| DIRECTIONS FOR THIS TASK |
Report only how many lines hold the word "kondensatorów".

-- start of SUPPLIED MATERIAL --

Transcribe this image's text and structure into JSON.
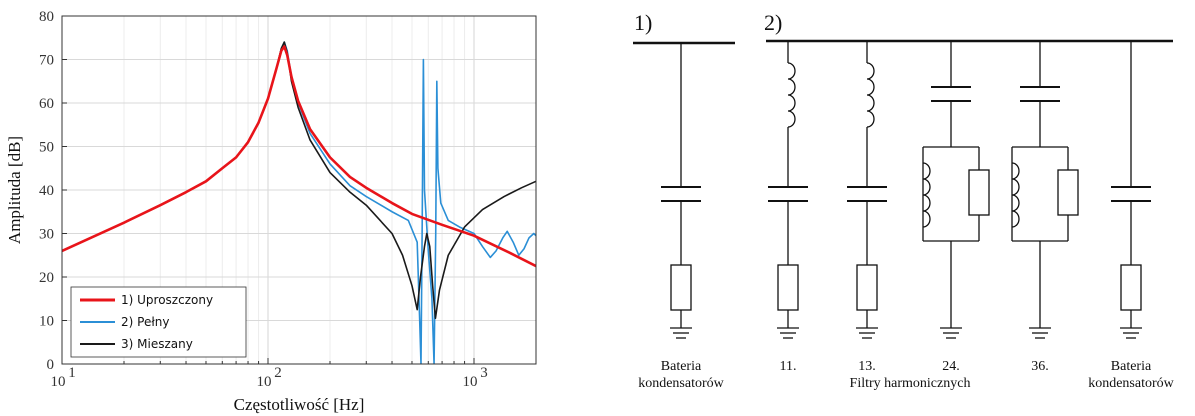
{
  "chart_data": {
    "type": "line",
    "xscale": "log",
    "xlim": [
      10,
      2000
    ],
    "ylim": [
      0,
      80
    ],
    "xlabel": "Częstotliwość [Hz]",
    "ylabel": "Amplituda [dB]",
    "grid": true,
    "legend_position": "bottom-left",
    "x_ticks": [
      {
        "value": 10,
        "base": "10",
        "exp": "1"
      },
      {
        "value": 100,
        "base": "10",
        "exp": "2"
      },
      {
        "value": 1000,
        "base": "10",
        "exp": "3"
      }
    ],
    "y_ticks": [
      0,
      10,
      20,
      30,
      40,
      50,
      60,
      70,
      80
    ],
    "series": [
      {
        "name": "1) Uproszczony",
        "color": "#e8141a",
        "points": [
          [
            10,
            26
          ],
          [
            20,
            32.5
          ],
          [
            30,
            36.5
          ],
          [
            40,
            39.5
          ],
          [
            50,
            42
          ],
          [
            60,
            45
          ],
          [
            70,
            47.5
          ],
          [
            80,
            51
          ],
          [
            90,
            55.5
          ],
          [
            100,
            61
          ],
          [
            110,
            68
          ],
          [
            116,
            72
          ],
          [
            120,
            73
          ],
          [
            124,
            71
          ],
          [
            130,
            66
          ],
          [
            140,
            60.5
          ],
          [
            160,
            54
          ],
          [
            200,
            47.5
          ],
          [
            250,
            43
          ],
          [
            300,
            40.5
          ],
          [
            400,
            37
          ],
          [
            500,
            34.5
          ],
          [
            700,
            32
          ],
          [
            1000,
            29.5
          ],
          [
            1500,
            25.5
          ],
          [
            2000,
            22.5
          ]
        ]
      },
      {
        "name": "2) Pełny",
        "color": "#2b8fd6",
        "points": [
          [
            10,
            26
          ],
          [
            20,
            32.5
          ],
          [
            30,
            36.5
          ],
          [
            40,
            39.5
          ],
          [
            50,
            42
          ],
          [
            60,
            45
          ],
          [
            70,
            47.5
          ],
          [
            80,
            51
          ],
          [
            90,
            55.5
          ],
          [
            100,
            61
          ],
          [
            110,
            68
          ],
          [
            116,
            72.5
          ],
          [
            120,
            74
          ],
          [
            124,
            72
          ],
          [
            130,
            66
          ],
          [
            140,
            60
          ],
          [
            160,
            53
          ],
          [
            200,
            46
          ],
          [
            250,
            41
          ],
          [
            300,
            38.5
          ],
          [
            400,
            35
          ],
          [
            480,
            33
          ],
          [
            530,
            28
          ],
          [
            545,
            10
          ],
          [
            553,
            0
          ],
          [
            560,
            30
          ],
          [
            568,
            70
          ],
          [
            575,
            40
          ],
          [
            600,
            26
          ],
          [
            625,
            15
          ],
          [
            640,
            0
          ],
          [
            652,
            30
          ],
          [
            660,
            65
          ],
          [
            668,
            45
          ],
          [
            690,
            37
          ],
          [
            750,
            33
          ],
          [
            850,
            31.5
          ],
          [
            1000,
            30
          ],
          [
            1100,
            27
          ],
          [
            1200,
            24.5
          ],
          [
            1280,
            26
          ],
          [
            1380,
            29
          ],
          [
            1450,
            30.5
          ],
          [
            1550,
            28
          ],
          [
            1650,
            25
          ],
          [
            1750,
            26.5
          ],
          [
            1850,
            29
          ],
          [
            1950,
            30
          ],
          [
            2000,
            29.5
          ]
        ]
      },
      {
        "name": "3) Mieszany",
        "color": "#1a1a1a",
        "points": [
          [
            10,
            26
          ],
          [
            20,
            32.5
          ],
          [
            30,
            36.5
          ],
          [
            40,
            39.5
          ],
          [
            50,
            42
          ],
          [
            60,
            45
          ],
          [
            70,
            47.5
          ],
          [
            80,
            51
          ],
          [
            90,
            55.5
          ],
          [
            100,
            61
          ],
          [
            110,
            68
          ],
          [
            116,
            72.5
          ],
          [
            120,
            74
          ],
          [
            124,
            71.5
          ],
          [
            130,
            65
          ],
          [
            140,
            59
          ],
          [
            160,
            51.5
          ],
          [
            200,
            44
          ],
          [
            250,
            39.5
          ],
          [
            300,
            36.5
          ],
          [
            400,
            30
          ],
          [
            450,
            25
          ],
          [
            500,
            18
          ],
          [
            530,
            12.5
          ],
          [
            550,
            20
          ],
          [
            575,
            27
          ],
          [
            590,
            30
          ],
          [
            610,
            27
          ],
          [
            630,
            18
          ],
          [
            650,
            10.5
          ],
          [
            680,
            17
          ],
          [
            750,
            25
          ],
          [
            900,
            31.5
          ],
          [
            1100,
            35.5
          ],
          [
            1400,
            38.5
          ],
          [
            1700,
            40.5
          ],
          [
            2000,
            42
          ]
        ]
      }
    ]
  },
  "diagram": {
    "label_1": "1)",
    "label_2": "2)",
    "captions": {
      "bat1_line1": "Bateria",
      "bat1_line2": "kondensatorów",
      "f11": "11.",
      "f13": "13.",
      "f24": "24.",
      "f36": "36.",
      "filters": "Filtry harmonicznych",
      "bat2_line1": "Bateria",
      "bat2_line2": "kondensatorów"
    }
  }
}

-- end of SUPPLIED MATERIAL --

| WORKED ANSWER |
2